DATA FOR THIS EXERCISE:
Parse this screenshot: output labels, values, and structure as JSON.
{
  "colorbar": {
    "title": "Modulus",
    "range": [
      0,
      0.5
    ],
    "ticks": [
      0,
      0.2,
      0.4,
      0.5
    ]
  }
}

DIRECTIONS: Retype the data in full and match it exactly.

SOLUTION TO THE PROBLEM:
Parse this screenshot: output labels, values, and structure as JSON.
{
  "colorbar": {
    "title": "Modulus",
    "range": [
      0,
      0.5
    ],
    "ticks": [
      0,
      0.2,
      0.4,
      0.5
    ]
  }
}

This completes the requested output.